— START DATA IN THIS EXERCISE —

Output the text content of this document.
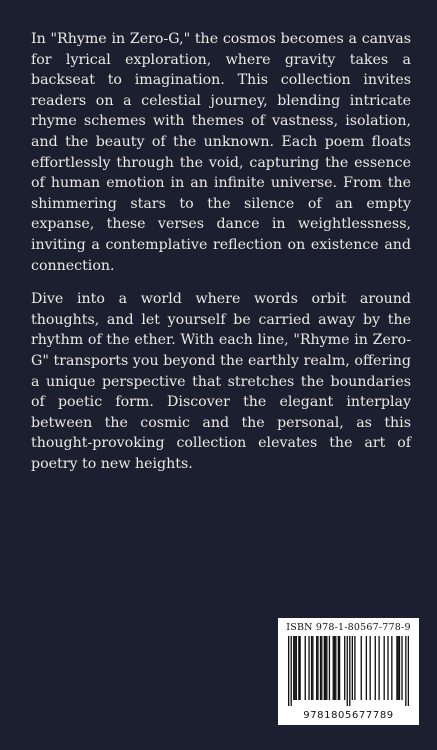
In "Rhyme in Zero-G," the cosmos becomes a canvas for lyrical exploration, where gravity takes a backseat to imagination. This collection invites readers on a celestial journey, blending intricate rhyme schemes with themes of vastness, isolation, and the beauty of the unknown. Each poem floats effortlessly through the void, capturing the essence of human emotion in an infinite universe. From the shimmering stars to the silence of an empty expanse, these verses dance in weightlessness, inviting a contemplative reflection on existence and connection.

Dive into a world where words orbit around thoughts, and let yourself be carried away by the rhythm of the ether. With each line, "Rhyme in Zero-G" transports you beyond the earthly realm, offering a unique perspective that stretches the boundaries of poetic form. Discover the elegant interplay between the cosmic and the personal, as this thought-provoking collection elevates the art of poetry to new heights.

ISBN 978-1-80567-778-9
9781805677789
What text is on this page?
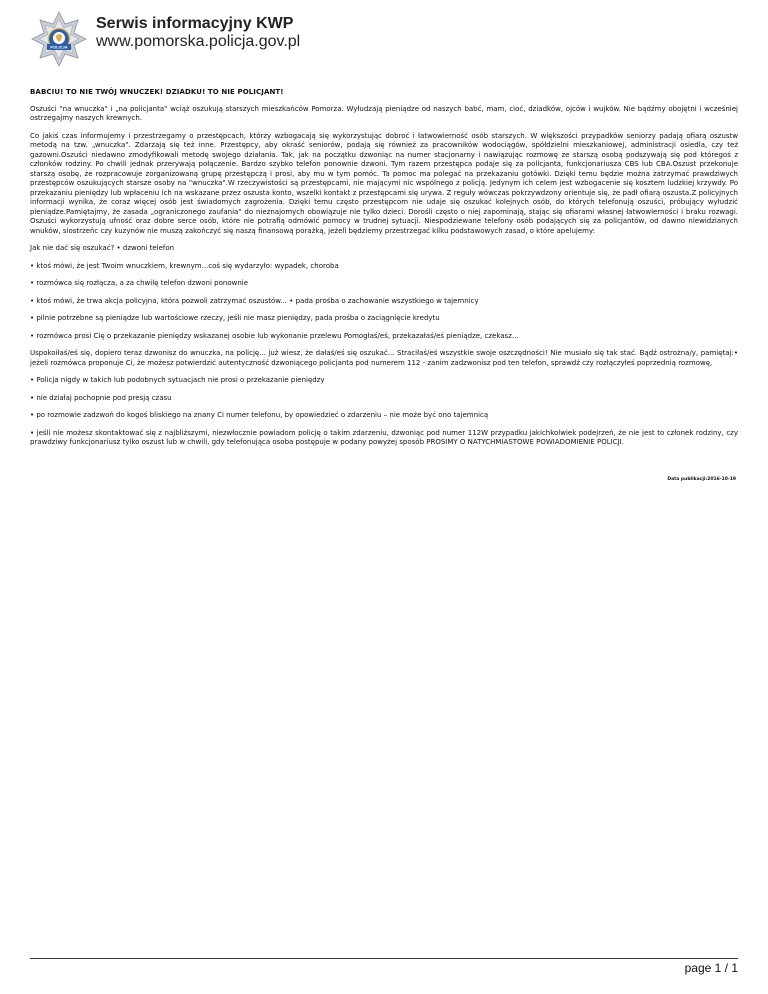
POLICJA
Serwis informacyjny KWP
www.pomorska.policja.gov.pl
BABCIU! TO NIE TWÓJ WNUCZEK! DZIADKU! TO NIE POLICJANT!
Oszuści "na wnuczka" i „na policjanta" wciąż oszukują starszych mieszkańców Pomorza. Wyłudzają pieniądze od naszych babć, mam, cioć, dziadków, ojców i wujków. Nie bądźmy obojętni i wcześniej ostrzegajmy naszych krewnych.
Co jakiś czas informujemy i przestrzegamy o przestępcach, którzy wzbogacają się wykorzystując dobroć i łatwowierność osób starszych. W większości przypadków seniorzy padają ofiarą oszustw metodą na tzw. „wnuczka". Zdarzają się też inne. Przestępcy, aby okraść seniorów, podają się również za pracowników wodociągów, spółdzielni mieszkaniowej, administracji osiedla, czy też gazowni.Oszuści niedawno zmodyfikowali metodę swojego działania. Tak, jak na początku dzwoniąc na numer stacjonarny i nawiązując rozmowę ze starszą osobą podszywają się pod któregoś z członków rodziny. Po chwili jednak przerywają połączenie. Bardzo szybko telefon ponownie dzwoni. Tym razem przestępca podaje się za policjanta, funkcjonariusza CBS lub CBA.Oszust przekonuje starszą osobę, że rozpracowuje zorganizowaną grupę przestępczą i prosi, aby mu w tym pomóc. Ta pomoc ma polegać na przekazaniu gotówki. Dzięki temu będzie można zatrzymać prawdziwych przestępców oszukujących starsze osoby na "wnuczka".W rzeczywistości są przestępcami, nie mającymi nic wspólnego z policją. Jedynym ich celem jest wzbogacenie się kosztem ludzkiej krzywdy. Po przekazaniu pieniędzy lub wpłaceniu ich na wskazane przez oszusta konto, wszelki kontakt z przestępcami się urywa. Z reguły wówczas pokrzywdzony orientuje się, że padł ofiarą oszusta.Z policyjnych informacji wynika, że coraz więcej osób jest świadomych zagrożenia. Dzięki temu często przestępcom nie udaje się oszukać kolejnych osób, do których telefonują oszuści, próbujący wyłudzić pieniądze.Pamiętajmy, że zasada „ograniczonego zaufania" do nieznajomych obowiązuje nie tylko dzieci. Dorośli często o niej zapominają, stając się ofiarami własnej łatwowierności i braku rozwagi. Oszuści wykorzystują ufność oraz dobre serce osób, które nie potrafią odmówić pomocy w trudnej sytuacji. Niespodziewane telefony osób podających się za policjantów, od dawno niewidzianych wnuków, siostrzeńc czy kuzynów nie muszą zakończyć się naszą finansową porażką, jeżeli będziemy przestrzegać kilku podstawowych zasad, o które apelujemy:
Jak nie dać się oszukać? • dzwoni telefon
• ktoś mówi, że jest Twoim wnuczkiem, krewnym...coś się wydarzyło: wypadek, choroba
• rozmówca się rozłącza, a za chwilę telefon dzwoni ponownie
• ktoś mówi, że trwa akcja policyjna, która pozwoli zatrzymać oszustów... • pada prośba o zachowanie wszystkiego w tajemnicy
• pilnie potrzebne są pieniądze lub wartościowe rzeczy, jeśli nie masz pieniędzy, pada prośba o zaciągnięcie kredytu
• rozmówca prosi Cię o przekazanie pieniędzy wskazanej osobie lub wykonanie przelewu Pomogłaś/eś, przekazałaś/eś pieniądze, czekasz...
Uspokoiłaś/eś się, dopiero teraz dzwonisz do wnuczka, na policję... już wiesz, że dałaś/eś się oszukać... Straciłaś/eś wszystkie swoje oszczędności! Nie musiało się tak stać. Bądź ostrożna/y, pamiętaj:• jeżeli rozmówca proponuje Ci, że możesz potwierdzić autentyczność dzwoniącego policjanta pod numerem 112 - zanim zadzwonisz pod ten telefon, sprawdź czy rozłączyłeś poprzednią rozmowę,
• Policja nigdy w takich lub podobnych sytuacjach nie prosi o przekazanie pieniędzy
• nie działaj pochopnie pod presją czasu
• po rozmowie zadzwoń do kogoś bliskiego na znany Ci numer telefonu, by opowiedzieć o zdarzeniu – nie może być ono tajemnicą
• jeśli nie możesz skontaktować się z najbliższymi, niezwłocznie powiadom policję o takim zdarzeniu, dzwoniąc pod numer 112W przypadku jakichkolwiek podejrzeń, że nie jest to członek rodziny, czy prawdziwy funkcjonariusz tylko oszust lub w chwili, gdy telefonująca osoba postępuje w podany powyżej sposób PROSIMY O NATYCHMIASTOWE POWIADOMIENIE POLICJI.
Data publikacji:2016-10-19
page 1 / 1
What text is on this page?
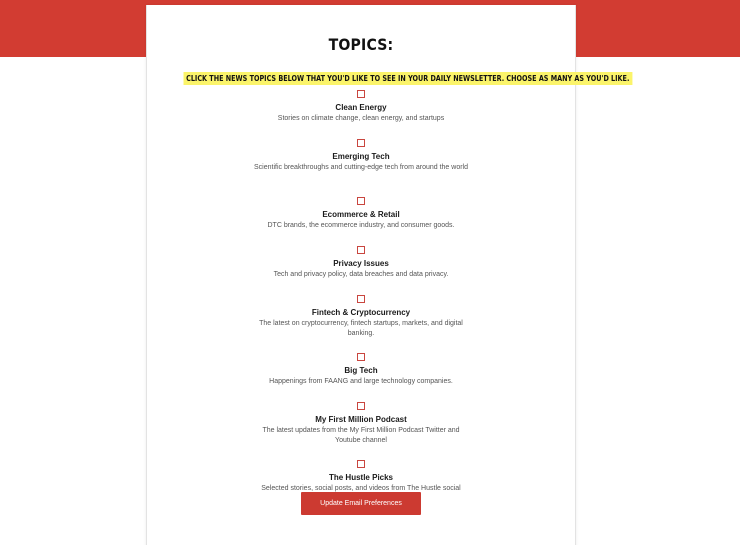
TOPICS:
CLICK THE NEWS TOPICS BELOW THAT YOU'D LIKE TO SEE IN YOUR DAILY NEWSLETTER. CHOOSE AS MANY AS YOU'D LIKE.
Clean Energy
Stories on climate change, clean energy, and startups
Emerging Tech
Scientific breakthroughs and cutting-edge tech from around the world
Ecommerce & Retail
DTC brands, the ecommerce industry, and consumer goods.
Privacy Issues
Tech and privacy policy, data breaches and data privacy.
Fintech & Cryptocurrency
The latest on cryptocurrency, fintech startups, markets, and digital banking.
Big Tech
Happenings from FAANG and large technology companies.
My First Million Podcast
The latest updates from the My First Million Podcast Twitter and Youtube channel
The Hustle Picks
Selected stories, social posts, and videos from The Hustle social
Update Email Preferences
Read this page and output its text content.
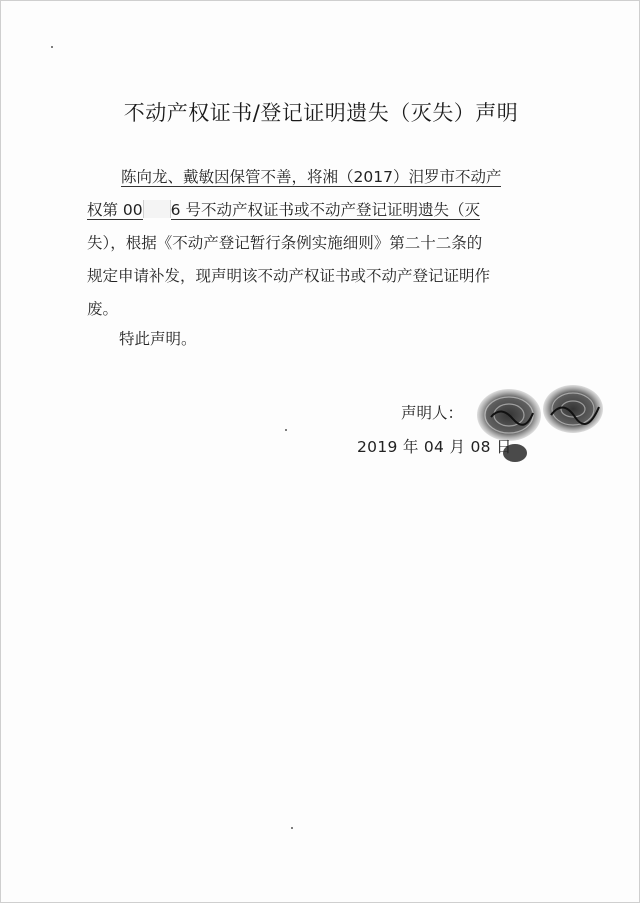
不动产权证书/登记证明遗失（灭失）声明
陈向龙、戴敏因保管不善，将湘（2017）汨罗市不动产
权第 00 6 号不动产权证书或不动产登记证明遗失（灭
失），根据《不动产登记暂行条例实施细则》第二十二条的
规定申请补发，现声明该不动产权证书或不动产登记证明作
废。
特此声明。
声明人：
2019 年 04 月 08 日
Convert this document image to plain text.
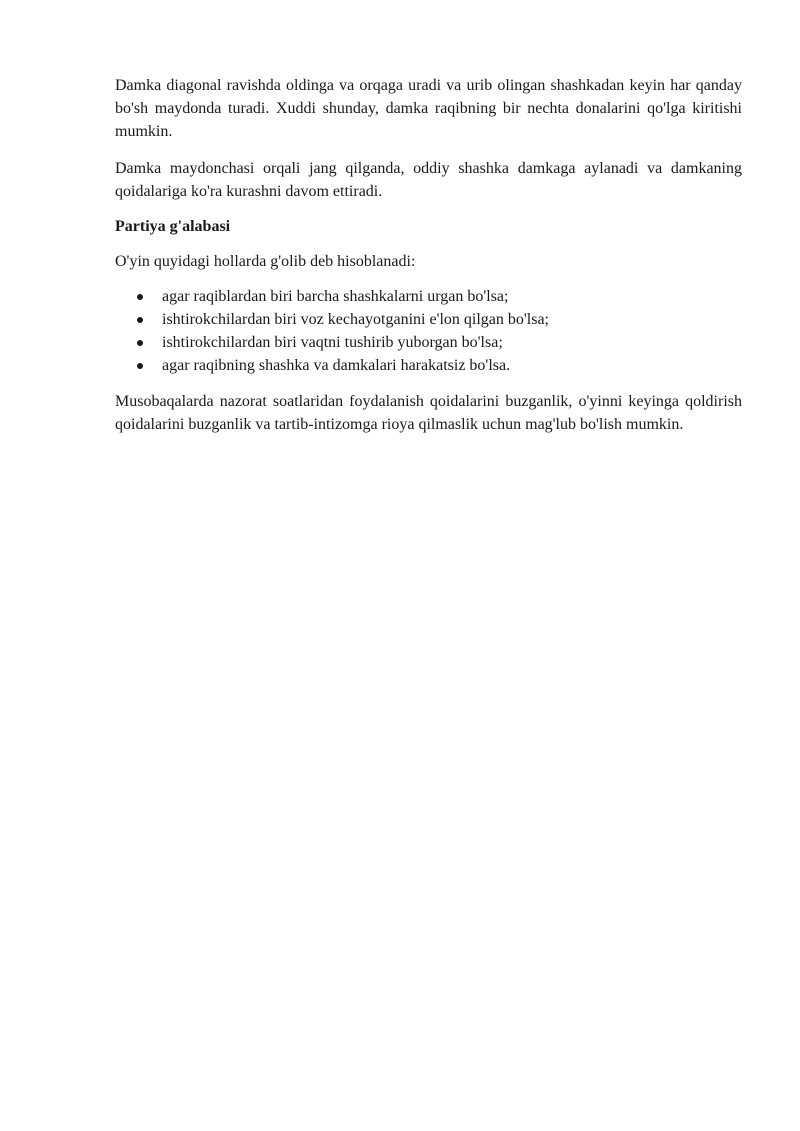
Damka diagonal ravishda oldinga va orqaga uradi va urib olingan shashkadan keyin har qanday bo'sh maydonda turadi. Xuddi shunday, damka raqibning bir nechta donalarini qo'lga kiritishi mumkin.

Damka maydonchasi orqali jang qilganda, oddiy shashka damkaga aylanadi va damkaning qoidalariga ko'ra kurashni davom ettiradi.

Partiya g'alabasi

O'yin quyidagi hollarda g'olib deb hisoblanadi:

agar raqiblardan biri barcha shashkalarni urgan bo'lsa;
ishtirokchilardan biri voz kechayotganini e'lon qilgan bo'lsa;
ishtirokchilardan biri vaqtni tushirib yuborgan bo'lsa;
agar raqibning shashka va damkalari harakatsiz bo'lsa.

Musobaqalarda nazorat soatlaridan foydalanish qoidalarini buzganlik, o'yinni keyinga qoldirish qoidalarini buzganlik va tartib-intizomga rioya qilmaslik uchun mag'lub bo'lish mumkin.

— END DATA IN THIS EXERCISE —

* DIRECTIONS: Give the entries again without a single change, but with no pictures.

* TASK RESULT:
Output the text content of this document.
In "Rhyme in Zero-G," the cosmos becomes a canvas for lyrical exploration, where gravity takes a backseat to imagination. This collection invites readers on a celestial journey, blending intricate rhyme schemes with themes of vastness, isolation, and the beauty of the unknown. Each poem floats effortlessly through the void, capturing the essence of human emotion in an infinite universe. From the shimmering stars to the silence of an empty expanse, these verses dance in weightlessness, inviting a contemplative reflection on existence and connection.

Dive into a world where words orbit around thoughts, and let yourself be carried away by the rhythm of the ether. With each line, "Rhyme in Zero-G" transports you beyond the earthly realm, offering a unique perspective that stretches the boundaries of poetic form. Discover the elegant interplay between the cosmic and the personal, as this thought-provoking collection elevates the art of poetry to new heights.

ISBN 978-1-80567-778-9
9781805677789
What text is on this page?
POLICJA
Serwis informacyjny KWP
www.pomorska.policja.gov.pl
BABCIU! TO NIE TWÓJ WNUCZEK! DZIADKU! TO NIE POLICJANT!
Oszuści "na wnuczka" i „na policjanta" wciąż oszukują starszych mieszkańców Pomorza. Wyłudzają pieniądze od naszych babć, mam, cioć, dziadków, ojców i wujków. Nie bądźmy obojętni i wcześniej ostrzegajmy naszych krewnych.
Co jakiś czas informujemy i przestrzegamy o przestępcach, którzy wzbogacają się wykorzystując dobroć i łatwowierność osób starszych. W większości przypadków seniorzy padają ofiarą oszustw metodą na tzw. „wnuczka". Zdarzają się też inne. Przestępcy, aby okraść seniorów, podają się również za pracowników wodociągów, spółdzielni mieszkaniowej, administracji osiedla, czy też gazowni.Oszuści niedawno zmodyfikowali metodę swojego działania. Tak, jak na początku dzwoniąc na numer stacjonarny i nawiązując rozmowę ze starszą osobą podszywają się pod któregoś z członków rodziny. Po chwili jednak przerywają połączenie. Bardzo szybko telefon ponownie dzwoni. Tym razem przestępca podaje się za policjanta, funkcjonariusza CBS lub CBA.Oszust przekonuje starszą osobę, że rozpracowuje zorganizowaną grupę przestępczą i prosi, aby mu w tym pomóc. Ta pomoc ma polegać na przekazaniu gotówki. Dzięki temu będzie można zatrzymać prawdziwych przestępców oszukujących starsze osoby na "wnuczka".W rzeczywistości są przestępcami, nie mającymi nic wspólnego z policją. Jedynym ich celem jest wzbogacenie się kosztem ludzkiej krzywdy. Po przekazaniu pieniędzy lub wpłaceniu ich na wskazane przez oszusta konto, wszelki kontakt z przestępcami się urywa. Z reguły wówczas pokrzywdzony orientuje się, że padł ofiarą oszusta.Z policyjnych informacji wynika, że coraz więcej osób jest świadomych zagrożenia. Dzięki temu często przestępcom nie udaje się oszukać kolejnych osób, do których telefonują oszuści, próbujący wyłudzić pieniądze.Pamiętajmy, że zasada „ograniczonego zaufania" do nieznajomych obowiązuje nie tylko dzieci. Dorośli często o niej zapominają, stając się ofiarami własnej łatwowierności i braku rozwagi. Oszuści wykorzystują ufność oraz dobre serce osób, które nie potrafią odmówić pomocy w trudnej sytuacji. Niespodziewane telefony osób podających się za policjantów, od dawno niewidzianych wnuków, siostrzeńc czy kuzynów nie muszą zakończyć się naszą finansową porażką, jeżeli będziemy przestrzegać kilku podstawowych zasad, o które apelujemy:
Jak nie dać się oszukać? • dzwoni telefon
• ktoś mówi, że jest Twoim wnuczkiem, krewnym...coś się wydarzyło: wypadek, choroba
• rozmówca się rozłącza, a za chwilę telefon dzwoni ponownie
• ktoś mówi, że trwa akcja policyjna, która pozwoli zatrzymać oszustów... • pada prośba o zachowanie wszystkiego w tajemnicy
• pilnie potrzebne są pieniądze lub wartościowe rzeczy, jeśli nie masz pieniędzy, pada prośba o zaciągnięcie kredytu
• rozmówca prosi Cię o przekazanie pieniędzy wskazanej osobie lub wykonanie przelewu Pomogłaś/eś, przekazałaś/eś pieniądze, czekasz...
Uspokoiłaś/eś się, dopiero teraz dzwonisz do wnuczka, na policję... już wiesz, że dałaś/eś się oszukać... Straciłaś/eś wszystkie swoje oszczędności! Nie musiało się tak stać. Bądź ostrożna/y, pamiętaj:• jeżeli rozmówca proponuje Ci, że możesz potwierdzić autentyczność dzwoniącego policjanta pod numerem 112 - zanim zadzwonisz pod ten telefon, sprawdź czy rozłączyłeś poprzednią rozmowę,
• Policja nigdy w takich lub podobnych sytuacjach nie prosi o przekazanie pieniędzy
• nie działaj pochopnie pod presją czasu
• po rozmowie zadzwoń do kogoś bliskiego na znany Ci numer telefonu, by opowiedzieć o zdarzeniu – nie może być ono tajemnicą
• jeśli nie możesz skontaktować się z najbliższymi, niezwłocznie powiadom policję o takim zdarzeniu, dzwoniąc pod numer 112W przypadku jakichkolwiek podejrzeń, że nie jest to członek rodziny, czy prawdziwy funkcjonariusz tylko oszust lub w chwili, gdy telefonująca osoba postępuje w podany powyżej sposób PROSIMY O NATYCHMIASTOWE POWIADOMIENIE POLICJI.
Data publikacji:2016-10-19
page 1 / 1
What text is on this page?
TOPICS:
CLICK THE NEWS TOPICS BELOW THAT YOU'D LIKE TO SEE IN YOUR DAILY NEWSLETTER. CHOOSE AS MANY AS YOU'D LIKE.
Clean Energy
Stories on climate change, clean energy, and startups
Emerging Tech
Scientific breakthroughs and cutting-edge tech from around the world
Ecommerce & Retail
DTC brands, the ecommerce industry, and consumer goods.
Privacy Issues
Tech and privacy policy, data breaches and data privacy.
Fintech & Cryptocurrency
The latest on cryptocurrency, fintech startups, markets, and digital banking.
Big Tech
Happenings from FAANG and large technology companies.
My First Million Podcast
The latest updates from the My First Million Podcast Twitter and Youtube channel
The Hustle Picks
Selected stories, social posts, and videos from The Hustle social
Update Email Preferences
Read this page and output its text content.
不动产权证书/登记证明遗失（灭失）声明
陈向龙、戴敏因保管不善，将湘（2017）汨罗市不动产
权第 00 6 号不动产权证书或不动产登记证明遗失（灭
失），根据《不动产登记暂行条例实施细则》第二十二条的
规定申请补发，现声明该不动产权证书或不动产登记证明作
废。
特此声明。
声明人：
2019 年 04 月 08 日
Convert this document image to plain text.
Damka diagonal ravishda oldinga va orqaga uradi va urib olingan shashkadan keyin har qanday bo'sh maydonda turadi. Xuddi shunday, damka raqibning bir nechta donalarini qo'lga kiritishi mumkin.

Damka maydonchasi orqali jang qilganda, oddiy shashka damkaga aylanadi va damkaning qoidalariga ko'ra kurashni davom ettiradi.

Partiya g'alabasi

O'yin quyidagi hollarda g'olib deb hisoblanadi:

agar raqiblardan biri barcha shashkalarni urgan bo'lsa;
ishtirokchilardan biri voz kechayotganini e'lon qilgan bo'lsa;
ishtirokchilardan biri vaqtni tushirib yuborgan bo'lsa;
agar raqibning shashka va damkalari harakatsiz bo'lsa.

Musobaqalarda nazorat soatlaridan foydalanish qoidalarini buzganlik, o'yinni keyinga qoldirish qoidalarini buzganlik va tartib-intizomga rioya qilmaslik uchun mag'lub bo'lish mumkin.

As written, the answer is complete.